## Exercise directions
In the material below, find how many lines contain the string "Riou". Write only that number.

(Excerpt from a dataset)
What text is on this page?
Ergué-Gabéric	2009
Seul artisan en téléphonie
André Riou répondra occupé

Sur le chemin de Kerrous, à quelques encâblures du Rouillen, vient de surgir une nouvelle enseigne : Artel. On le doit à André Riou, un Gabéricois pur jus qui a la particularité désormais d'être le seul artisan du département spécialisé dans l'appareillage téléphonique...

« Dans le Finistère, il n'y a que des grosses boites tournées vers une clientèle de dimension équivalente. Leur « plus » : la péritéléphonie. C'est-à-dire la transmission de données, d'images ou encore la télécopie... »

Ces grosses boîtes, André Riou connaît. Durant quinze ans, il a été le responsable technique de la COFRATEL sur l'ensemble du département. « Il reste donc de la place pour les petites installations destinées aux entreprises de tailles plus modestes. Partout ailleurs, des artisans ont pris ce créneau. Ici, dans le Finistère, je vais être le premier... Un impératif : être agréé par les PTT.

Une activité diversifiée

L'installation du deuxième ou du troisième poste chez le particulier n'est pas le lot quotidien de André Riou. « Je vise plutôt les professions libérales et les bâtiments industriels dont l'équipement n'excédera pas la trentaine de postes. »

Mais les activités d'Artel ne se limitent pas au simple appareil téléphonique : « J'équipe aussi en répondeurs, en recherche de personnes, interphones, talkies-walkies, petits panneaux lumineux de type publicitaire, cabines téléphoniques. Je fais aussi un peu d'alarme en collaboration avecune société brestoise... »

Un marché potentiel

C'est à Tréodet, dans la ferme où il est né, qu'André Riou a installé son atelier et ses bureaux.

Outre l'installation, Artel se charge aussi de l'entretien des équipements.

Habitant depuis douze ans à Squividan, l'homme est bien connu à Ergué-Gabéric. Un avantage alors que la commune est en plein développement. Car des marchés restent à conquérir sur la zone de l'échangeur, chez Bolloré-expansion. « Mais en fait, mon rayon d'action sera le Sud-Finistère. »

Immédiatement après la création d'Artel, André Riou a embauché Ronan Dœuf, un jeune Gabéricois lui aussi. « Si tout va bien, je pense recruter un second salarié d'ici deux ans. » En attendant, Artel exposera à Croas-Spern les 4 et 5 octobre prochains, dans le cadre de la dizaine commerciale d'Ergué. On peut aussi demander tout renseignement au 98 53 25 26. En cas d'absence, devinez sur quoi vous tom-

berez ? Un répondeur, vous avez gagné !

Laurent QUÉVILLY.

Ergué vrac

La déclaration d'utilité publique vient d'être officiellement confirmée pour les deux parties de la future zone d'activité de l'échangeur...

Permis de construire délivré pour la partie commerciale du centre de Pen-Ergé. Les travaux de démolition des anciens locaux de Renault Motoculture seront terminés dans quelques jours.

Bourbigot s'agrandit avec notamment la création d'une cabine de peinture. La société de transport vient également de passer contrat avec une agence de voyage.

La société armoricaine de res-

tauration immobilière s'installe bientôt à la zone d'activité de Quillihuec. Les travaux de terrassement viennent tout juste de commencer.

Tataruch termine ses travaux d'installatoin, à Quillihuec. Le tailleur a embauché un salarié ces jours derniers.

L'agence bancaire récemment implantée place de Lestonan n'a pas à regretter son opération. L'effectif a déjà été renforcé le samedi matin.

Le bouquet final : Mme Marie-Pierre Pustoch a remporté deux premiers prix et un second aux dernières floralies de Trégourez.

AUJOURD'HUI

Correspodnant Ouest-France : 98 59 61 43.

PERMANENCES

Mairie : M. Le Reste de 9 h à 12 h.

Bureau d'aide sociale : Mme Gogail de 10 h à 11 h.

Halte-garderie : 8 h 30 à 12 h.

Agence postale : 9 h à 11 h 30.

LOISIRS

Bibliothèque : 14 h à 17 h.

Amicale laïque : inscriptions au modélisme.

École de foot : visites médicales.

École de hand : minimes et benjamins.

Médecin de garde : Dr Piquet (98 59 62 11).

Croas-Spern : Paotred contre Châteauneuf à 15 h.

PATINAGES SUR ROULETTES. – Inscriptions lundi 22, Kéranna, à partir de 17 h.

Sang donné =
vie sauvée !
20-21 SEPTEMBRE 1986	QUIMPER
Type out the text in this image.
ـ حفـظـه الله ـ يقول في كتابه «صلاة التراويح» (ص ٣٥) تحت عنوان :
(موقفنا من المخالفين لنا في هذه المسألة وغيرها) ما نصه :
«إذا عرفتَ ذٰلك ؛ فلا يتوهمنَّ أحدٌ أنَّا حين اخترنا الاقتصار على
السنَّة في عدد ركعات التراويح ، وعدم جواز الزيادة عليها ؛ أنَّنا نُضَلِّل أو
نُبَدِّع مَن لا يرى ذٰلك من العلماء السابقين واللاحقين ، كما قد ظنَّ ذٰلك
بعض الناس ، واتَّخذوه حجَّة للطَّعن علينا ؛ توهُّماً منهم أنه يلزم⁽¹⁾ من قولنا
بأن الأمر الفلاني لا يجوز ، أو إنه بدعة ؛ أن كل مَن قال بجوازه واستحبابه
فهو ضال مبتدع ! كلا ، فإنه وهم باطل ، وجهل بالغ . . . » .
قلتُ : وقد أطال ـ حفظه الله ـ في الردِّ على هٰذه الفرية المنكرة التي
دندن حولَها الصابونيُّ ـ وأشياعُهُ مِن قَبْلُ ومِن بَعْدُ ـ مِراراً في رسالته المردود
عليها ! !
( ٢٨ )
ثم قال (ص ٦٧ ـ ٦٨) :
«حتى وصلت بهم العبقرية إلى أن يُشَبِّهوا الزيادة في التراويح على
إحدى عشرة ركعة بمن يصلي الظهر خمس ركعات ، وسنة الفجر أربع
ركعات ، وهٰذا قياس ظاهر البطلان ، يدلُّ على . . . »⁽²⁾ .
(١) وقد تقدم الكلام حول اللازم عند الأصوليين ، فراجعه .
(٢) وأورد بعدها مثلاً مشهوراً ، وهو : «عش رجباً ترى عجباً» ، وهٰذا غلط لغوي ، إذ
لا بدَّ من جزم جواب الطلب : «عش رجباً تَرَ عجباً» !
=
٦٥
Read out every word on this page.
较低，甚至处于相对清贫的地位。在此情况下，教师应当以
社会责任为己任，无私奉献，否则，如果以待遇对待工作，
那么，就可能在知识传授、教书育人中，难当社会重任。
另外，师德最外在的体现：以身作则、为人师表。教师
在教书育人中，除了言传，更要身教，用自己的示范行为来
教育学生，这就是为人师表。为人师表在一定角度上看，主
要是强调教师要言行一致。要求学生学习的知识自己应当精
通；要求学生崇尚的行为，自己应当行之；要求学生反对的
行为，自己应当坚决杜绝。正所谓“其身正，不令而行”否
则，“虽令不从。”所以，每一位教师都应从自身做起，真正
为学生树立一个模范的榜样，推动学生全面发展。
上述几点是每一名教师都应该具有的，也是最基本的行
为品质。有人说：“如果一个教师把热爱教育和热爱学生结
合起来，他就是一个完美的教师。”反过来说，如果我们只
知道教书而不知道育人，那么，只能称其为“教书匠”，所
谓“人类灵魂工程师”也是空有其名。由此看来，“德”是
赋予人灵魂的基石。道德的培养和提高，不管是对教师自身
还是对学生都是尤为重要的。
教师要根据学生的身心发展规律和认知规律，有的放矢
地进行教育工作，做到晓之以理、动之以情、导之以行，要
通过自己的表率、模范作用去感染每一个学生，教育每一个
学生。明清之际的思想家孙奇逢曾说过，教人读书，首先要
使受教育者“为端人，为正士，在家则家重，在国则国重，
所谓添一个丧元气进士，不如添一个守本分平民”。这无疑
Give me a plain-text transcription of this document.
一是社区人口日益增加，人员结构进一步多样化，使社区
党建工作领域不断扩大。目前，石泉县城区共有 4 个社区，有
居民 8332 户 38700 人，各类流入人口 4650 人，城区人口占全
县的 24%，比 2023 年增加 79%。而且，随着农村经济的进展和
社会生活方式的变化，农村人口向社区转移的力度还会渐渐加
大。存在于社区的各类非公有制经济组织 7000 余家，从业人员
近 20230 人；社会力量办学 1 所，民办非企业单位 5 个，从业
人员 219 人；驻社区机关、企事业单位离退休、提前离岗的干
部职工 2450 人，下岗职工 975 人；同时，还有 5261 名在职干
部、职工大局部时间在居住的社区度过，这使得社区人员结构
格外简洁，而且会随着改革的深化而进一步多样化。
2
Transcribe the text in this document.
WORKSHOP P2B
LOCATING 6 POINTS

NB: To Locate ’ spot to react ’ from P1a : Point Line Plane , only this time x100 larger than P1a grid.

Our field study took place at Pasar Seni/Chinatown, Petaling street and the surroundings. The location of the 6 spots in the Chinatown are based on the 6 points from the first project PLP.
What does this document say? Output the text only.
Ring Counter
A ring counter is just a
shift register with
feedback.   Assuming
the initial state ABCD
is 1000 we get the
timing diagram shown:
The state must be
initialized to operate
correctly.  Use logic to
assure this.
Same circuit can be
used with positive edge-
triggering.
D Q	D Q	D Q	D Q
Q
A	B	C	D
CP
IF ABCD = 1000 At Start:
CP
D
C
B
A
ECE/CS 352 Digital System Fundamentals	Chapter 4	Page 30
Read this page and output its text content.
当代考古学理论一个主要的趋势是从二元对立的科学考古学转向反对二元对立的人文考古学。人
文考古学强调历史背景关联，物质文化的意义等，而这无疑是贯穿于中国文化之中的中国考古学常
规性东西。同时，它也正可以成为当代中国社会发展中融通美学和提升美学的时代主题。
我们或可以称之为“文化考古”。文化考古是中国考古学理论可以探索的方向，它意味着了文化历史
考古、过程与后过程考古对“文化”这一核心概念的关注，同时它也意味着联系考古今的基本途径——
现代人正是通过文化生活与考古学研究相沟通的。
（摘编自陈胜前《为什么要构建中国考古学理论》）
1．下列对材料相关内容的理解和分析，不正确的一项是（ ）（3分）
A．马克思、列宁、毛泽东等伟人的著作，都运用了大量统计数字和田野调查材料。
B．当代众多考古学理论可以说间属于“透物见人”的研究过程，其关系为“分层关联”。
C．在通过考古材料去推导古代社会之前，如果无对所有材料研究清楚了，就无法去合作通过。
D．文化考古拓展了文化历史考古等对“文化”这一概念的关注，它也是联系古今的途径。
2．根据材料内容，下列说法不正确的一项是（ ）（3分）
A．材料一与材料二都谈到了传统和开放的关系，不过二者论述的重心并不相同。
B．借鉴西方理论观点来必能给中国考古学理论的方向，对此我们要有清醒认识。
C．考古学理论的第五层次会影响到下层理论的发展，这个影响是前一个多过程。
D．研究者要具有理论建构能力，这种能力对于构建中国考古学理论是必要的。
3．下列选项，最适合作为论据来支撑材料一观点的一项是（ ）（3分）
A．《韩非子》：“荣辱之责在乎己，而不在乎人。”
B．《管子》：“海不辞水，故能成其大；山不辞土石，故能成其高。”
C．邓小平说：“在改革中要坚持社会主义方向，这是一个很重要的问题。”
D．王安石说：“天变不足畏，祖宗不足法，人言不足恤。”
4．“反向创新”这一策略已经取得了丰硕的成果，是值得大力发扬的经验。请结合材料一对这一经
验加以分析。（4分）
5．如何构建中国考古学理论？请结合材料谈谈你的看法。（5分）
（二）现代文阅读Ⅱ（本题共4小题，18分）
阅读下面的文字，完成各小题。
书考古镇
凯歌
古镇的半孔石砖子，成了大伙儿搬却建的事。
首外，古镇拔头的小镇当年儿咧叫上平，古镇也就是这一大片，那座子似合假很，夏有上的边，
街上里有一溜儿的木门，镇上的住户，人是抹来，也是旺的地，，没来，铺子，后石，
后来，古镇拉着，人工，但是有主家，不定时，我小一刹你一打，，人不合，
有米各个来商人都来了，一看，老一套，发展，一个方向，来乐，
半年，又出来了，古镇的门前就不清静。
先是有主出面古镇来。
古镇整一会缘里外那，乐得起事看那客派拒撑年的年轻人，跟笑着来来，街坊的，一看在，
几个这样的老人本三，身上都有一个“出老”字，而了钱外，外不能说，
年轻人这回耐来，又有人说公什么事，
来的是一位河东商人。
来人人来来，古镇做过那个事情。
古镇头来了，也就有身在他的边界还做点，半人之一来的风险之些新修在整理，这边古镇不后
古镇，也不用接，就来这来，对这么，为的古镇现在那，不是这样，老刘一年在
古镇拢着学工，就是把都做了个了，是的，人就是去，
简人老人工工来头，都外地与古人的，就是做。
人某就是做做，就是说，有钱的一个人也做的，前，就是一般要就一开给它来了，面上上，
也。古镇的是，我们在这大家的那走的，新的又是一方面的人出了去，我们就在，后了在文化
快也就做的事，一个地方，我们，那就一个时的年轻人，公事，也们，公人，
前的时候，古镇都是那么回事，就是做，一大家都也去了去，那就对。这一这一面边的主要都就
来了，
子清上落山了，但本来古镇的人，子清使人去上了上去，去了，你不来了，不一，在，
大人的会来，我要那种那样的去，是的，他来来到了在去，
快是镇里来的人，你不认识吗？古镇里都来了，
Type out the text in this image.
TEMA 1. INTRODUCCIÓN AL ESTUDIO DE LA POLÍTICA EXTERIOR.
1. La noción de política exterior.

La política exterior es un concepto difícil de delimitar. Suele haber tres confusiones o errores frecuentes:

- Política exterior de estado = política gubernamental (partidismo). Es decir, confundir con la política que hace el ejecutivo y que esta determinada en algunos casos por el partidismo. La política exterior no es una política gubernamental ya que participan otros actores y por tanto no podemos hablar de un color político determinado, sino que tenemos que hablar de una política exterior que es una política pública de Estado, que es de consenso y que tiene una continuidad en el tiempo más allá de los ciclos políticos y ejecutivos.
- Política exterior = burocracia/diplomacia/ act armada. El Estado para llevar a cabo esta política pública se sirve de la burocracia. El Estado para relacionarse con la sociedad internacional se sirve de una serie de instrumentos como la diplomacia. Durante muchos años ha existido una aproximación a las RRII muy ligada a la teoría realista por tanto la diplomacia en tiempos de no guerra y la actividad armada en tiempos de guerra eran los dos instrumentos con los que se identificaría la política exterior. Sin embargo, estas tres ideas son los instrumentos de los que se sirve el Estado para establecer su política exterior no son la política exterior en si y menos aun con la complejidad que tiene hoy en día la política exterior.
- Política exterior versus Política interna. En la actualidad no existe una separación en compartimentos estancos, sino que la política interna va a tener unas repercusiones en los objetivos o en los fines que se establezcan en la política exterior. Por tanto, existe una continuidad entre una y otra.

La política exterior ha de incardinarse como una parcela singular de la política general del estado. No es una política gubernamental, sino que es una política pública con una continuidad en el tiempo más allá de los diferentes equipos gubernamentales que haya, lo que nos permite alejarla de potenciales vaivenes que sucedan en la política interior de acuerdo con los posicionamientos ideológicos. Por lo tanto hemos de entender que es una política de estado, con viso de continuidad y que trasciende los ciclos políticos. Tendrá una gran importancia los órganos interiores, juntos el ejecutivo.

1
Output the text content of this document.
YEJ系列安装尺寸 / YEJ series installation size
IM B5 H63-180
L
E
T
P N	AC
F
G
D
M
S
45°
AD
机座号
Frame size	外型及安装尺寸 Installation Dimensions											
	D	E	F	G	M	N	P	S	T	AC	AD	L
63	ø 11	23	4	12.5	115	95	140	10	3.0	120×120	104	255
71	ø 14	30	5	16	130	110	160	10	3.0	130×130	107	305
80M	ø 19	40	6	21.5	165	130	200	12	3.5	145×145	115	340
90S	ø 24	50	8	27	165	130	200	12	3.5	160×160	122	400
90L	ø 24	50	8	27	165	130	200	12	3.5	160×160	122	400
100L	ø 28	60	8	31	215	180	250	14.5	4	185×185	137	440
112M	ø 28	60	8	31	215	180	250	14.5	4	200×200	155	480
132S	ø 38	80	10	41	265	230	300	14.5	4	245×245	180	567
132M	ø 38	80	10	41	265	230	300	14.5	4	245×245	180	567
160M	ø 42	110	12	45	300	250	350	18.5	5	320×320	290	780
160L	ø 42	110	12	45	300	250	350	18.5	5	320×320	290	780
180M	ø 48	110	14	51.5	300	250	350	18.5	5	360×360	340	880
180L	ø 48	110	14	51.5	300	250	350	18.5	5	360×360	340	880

## Result
6